▸ WHAT IS REQUIRED:
Identify the lines that contain the string "Voltage" and copy all of them.

▸ DATA ENTRIES:
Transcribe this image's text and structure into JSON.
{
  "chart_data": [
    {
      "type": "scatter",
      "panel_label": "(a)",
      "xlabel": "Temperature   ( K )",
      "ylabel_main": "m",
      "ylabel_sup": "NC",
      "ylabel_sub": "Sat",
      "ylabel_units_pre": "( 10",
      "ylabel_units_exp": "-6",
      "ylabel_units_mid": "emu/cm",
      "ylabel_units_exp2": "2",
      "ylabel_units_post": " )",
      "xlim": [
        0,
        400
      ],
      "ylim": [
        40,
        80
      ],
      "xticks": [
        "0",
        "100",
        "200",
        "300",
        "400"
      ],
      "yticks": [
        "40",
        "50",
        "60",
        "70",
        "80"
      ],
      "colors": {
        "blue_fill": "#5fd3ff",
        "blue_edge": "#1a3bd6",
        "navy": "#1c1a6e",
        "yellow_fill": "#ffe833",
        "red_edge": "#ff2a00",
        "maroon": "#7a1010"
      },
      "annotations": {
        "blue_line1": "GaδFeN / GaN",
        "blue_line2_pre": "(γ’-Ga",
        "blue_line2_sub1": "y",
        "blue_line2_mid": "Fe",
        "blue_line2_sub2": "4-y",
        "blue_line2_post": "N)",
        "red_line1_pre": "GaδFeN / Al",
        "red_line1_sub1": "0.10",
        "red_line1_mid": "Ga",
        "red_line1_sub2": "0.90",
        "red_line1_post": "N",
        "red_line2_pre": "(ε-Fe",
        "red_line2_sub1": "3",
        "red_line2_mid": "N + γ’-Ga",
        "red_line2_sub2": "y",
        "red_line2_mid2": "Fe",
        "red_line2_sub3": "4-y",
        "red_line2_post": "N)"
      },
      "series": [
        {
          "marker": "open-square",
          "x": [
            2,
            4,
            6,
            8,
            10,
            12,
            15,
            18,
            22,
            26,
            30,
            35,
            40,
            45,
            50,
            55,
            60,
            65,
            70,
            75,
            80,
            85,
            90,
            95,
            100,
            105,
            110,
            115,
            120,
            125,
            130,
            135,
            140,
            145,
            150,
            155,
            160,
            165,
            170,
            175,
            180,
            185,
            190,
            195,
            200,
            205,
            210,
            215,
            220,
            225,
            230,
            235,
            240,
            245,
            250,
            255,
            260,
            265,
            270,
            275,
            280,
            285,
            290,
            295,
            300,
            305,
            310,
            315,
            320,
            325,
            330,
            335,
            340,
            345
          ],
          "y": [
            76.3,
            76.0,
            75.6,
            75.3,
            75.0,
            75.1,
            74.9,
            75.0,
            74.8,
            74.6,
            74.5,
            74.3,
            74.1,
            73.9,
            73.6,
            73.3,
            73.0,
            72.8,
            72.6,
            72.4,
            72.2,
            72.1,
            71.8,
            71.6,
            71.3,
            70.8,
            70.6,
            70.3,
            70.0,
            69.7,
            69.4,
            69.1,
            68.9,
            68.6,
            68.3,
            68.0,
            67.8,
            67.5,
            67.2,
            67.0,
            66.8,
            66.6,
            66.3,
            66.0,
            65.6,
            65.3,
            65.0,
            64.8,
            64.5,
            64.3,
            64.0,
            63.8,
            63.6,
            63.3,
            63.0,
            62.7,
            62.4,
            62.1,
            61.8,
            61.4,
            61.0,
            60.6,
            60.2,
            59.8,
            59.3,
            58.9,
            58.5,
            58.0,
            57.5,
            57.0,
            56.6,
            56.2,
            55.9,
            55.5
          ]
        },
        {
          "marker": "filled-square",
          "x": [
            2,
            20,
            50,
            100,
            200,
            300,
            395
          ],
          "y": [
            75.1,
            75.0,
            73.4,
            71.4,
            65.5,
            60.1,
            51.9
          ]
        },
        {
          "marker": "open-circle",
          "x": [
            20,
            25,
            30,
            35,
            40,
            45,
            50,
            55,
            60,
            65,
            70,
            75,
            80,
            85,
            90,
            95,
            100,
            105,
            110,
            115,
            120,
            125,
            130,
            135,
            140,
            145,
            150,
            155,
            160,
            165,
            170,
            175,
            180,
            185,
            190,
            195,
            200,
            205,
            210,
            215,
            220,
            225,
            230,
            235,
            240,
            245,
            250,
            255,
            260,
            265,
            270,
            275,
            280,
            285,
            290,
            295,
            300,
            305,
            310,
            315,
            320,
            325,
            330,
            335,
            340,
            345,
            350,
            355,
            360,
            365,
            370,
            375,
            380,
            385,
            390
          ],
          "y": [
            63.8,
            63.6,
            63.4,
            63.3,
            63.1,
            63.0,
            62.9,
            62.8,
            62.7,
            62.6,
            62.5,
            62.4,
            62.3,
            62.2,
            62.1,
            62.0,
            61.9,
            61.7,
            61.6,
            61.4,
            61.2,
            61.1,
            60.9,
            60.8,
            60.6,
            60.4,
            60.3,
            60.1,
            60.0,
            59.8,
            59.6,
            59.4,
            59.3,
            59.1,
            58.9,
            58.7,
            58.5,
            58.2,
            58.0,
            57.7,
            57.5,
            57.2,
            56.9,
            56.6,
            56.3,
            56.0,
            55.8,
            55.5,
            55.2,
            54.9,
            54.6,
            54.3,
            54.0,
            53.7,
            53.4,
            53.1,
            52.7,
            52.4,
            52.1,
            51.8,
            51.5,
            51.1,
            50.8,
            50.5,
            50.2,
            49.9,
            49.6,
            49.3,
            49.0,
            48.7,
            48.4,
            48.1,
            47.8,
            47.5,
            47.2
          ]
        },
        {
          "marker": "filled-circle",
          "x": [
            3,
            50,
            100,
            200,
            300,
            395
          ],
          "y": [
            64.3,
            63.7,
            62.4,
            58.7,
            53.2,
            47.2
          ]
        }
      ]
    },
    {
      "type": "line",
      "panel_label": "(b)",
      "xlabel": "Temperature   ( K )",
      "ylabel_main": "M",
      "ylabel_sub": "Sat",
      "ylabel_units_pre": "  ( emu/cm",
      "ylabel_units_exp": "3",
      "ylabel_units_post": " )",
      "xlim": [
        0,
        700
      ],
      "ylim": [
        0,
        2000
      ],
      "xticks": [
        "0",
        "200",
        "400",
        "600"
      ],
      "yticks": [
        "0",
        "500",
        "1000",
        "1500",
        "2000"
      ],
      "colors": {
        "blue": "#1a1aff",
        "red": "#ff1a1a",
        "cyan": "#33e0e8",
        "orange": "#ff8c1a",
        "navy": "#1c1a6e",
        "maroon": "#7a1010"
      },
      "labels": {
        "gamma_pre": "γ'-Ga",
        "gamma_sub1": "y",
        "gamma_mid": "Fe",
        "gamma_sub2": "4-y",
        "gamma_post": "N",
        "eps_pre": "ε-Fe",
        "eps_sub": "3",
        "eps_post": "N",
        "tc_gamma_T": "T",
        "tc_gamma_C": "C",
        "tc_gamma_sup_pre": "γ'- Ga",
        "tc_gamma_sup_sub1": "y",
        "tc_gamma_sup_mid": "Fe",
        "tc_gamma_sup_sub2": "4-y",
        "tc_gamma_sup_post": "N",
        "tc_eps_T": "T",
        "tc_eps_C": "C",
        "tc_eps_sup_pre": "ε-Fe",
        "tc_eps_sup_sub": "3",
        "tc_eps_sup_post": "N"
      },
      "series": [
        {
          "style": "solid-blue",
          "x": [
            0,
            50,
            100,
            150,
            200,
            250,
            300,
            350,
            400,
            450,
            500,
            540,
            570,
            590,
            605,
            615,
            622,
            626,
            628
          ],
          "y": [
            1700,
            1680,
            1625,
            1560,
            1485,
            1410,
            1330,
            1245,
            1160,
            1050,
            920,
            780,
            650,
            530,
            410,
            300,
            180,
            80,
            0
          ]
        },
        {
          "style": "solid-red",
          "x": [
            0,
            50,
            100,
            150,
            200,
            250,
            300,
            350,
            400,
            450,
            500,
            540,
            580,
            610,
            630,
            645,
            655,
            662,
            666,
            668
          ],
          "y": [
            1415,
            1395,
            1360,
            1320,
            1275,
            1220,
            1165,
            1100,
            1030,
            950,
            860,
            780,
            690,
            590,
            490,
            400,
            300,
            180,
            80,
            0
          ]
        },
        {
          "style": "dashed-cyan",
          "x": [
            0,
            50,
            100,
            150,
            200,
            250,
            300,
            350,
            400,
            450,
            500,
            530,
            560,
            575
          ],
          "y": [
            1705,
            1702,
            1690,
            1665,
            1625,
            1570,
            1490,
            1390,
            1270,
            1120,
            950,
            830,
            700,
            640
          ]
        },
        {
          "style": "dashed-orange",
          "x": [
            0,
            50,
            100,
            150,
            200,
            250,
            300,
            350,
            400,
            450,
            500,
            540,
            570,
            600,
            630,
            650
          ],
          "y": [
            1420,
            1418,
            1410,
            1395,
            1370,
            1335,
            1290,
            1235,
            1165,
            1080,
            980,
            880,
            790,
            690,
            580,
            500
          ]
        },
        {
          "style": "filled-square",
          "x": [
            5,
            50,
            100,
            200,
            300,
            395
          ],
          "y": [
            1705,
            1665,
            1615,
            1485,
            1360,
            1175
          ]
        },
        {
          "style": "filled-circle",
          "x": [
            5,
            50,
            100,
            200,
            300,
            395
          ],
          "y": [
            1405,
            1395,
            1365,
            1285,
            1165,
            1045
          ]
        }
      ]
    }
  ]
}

* * *

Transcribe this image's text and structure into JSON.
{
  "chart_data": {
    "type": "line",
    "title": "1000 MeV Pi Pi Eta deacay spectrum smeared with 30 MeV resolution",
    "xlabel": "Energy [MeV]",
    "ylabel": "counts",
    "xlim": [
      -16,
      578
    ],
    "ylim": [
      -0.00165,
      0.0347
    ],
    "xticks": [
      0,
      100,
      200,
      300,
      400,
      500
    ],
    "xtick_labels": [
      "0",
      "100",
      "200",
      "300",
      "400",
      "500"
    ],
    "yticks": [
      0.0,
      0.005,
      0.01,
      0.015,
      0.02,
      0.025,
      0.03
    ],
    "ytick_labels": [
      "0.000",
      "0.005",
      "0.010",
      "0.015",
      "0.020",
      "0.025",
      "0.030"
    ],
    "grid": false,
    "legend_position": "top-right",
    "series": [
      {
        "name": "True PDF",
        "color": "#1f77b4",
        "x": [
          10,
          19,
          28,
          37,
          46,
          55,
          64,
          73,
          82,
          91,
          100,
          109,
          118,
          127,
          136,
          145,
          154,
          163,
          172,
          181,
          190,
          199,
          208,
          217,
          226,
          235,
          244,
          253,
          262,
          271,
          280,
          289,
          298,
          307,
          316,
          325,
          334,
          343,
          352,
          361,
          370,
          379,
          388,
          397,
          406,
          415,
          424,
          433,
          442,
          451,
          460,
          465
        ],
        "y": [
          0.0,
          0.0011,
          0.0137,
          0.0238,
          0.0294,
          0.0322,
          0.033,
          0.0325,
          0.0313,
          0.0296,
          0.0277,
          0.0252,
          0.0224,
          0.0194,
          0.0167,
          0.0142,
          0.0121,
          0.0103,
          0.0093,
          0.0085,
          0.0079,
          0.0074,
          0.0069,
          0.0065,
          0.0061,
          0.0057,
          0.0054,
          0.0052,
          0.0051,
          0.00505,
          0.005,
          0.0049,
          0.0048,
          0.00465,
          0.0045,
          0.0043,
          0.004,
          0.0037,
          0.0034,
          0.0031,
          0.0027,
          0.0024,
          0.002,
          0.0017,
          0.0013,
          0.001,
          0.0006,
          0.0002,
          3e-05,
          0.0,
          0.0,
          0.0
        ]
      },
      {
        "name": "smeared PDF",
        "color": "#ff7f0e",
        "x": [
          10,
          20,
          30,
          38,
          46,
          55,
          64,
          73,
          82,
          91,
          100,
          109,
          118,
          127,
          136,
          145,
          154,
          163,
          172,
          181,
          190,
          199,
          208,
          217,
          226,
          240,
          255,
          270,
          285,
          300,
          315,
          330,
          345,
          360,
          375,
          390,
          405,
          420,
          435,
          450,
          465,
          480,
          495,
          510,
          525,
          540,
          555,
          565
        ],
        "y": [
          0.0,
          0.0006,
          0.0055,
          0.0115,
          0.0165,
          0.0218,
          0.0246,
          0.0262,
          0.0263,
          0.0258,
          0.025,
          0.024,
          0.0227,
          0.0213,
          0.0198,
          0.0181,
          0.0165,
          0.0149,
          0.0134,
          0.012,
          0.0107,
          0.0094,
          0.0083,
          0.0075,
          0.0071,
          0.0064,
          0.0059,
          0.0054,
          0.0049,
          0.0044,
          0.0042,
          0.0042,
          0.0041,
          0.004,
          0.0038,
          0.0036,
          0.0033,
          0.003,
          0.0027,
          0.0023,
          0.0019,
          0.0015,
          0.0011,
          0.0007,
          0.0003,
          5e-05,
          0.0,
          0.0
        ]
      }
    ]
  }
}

* * *

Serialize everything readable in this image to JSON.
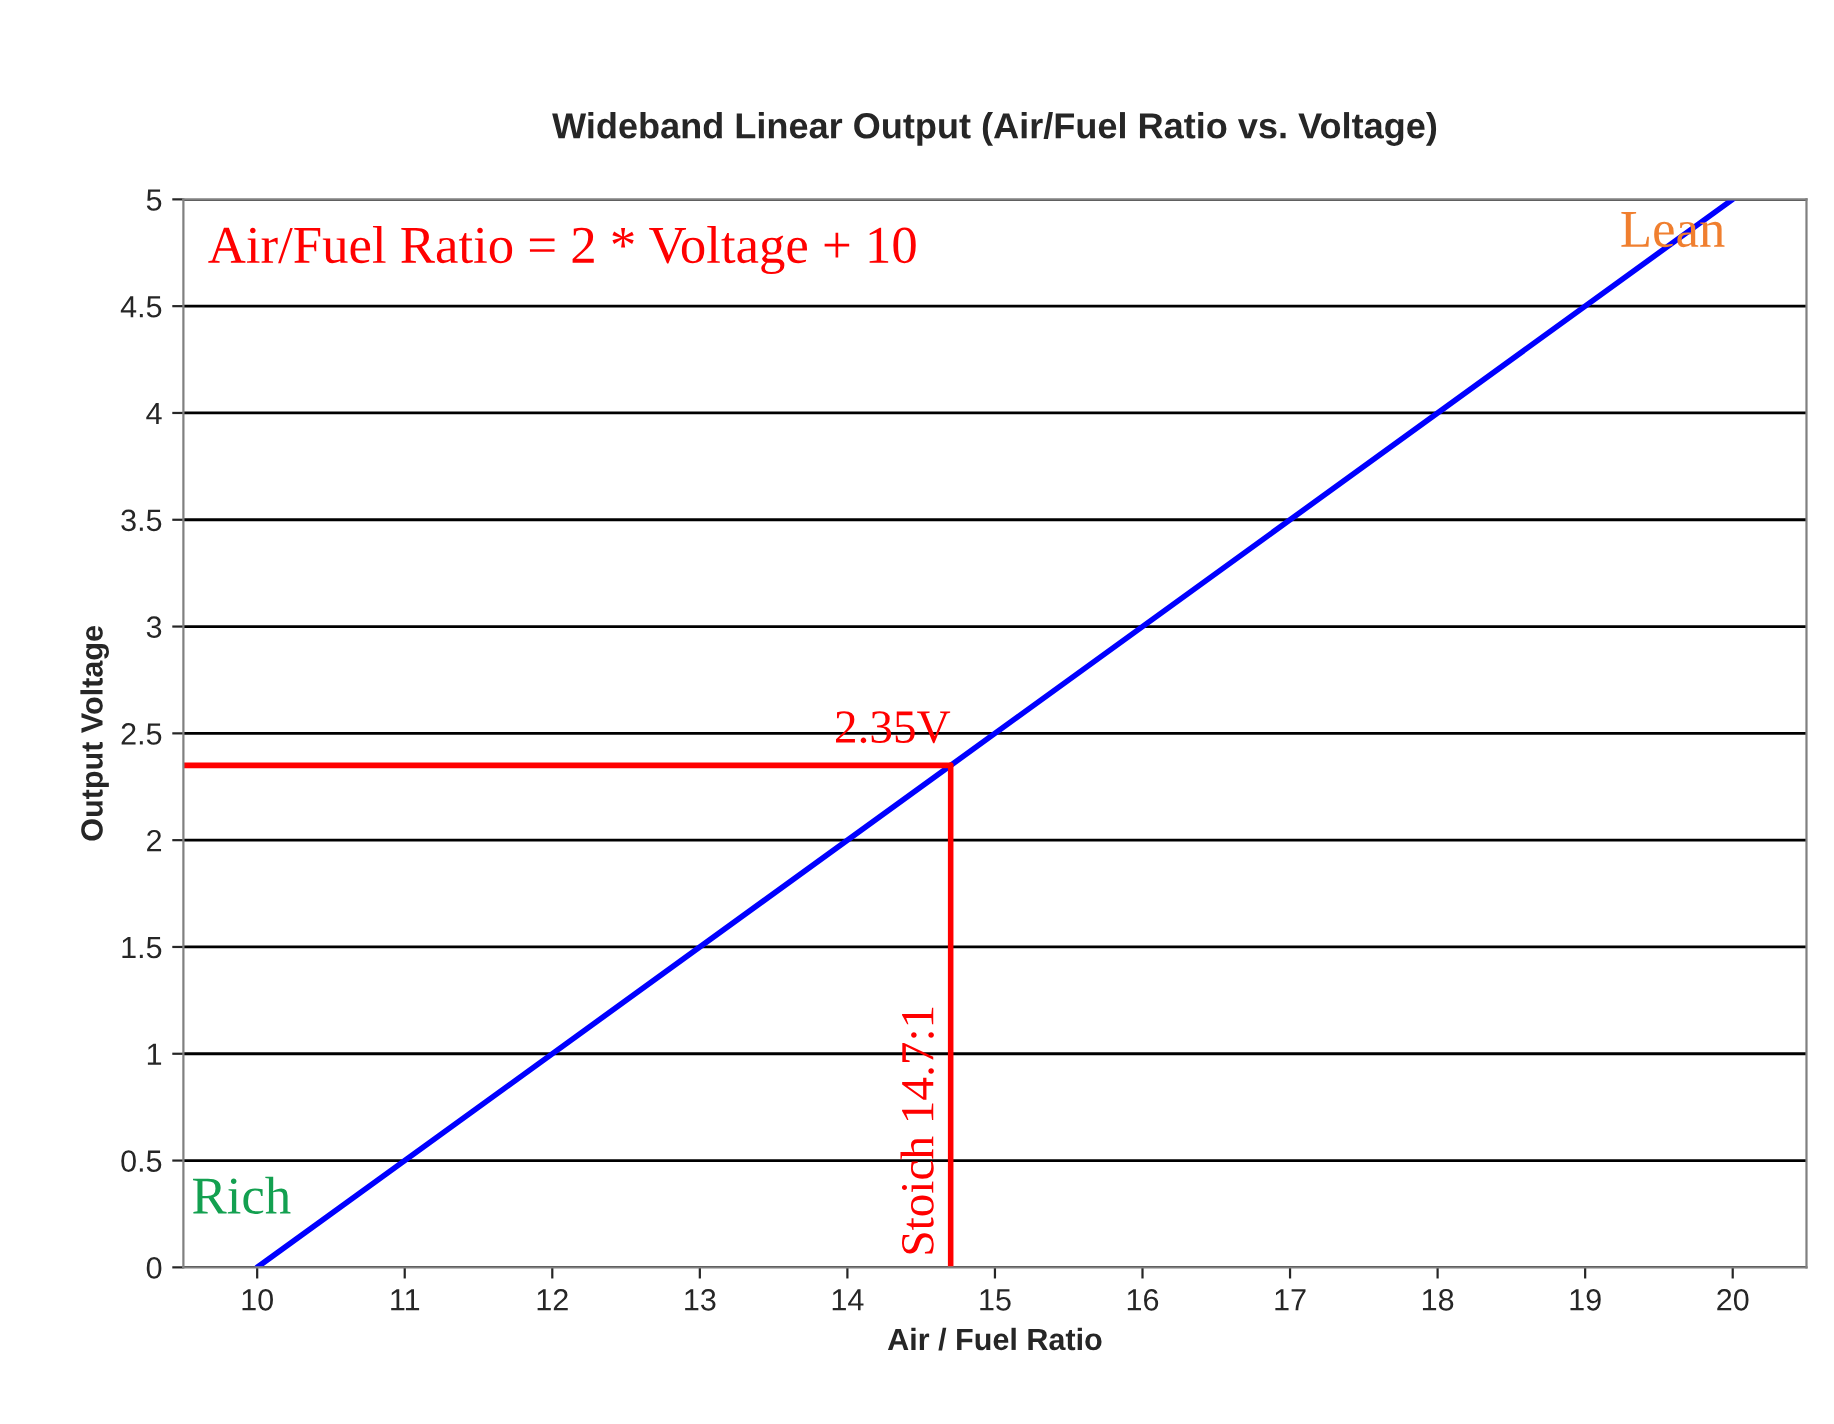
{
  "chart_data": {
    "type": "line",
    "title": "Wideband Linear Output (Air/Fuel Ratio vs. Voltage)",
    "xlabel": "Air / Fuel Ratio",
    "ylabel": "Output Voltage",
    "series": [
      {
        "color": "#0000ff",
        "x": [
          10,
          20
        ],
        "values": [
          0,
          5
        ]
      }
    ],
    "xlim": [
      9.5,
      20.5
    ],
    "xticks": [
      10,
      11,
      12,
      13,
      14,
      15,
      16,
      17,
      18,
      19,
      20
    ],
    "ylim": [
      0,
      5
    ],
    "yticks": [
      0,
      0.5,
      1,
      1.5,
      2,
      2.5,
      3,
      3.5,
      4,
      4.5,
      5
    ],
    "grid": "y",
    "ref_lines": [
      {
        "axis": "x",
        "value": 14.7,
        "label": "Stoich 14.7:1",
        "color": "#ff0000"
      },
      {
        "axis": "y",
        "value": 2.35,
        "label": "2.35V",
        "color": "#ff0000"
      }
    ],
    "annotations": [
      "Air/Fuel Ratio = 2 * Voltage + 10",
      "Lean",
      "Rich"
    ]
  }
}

▸ ANSWER TO THIS PROBLEM:
    "title": "Wideband Linear Output (Air/Fuel Ratio vs. Voltage)",
    "ylabel": "Output Voltage",
      "Air/Fuel Ratio = 2 * Voltage + 10",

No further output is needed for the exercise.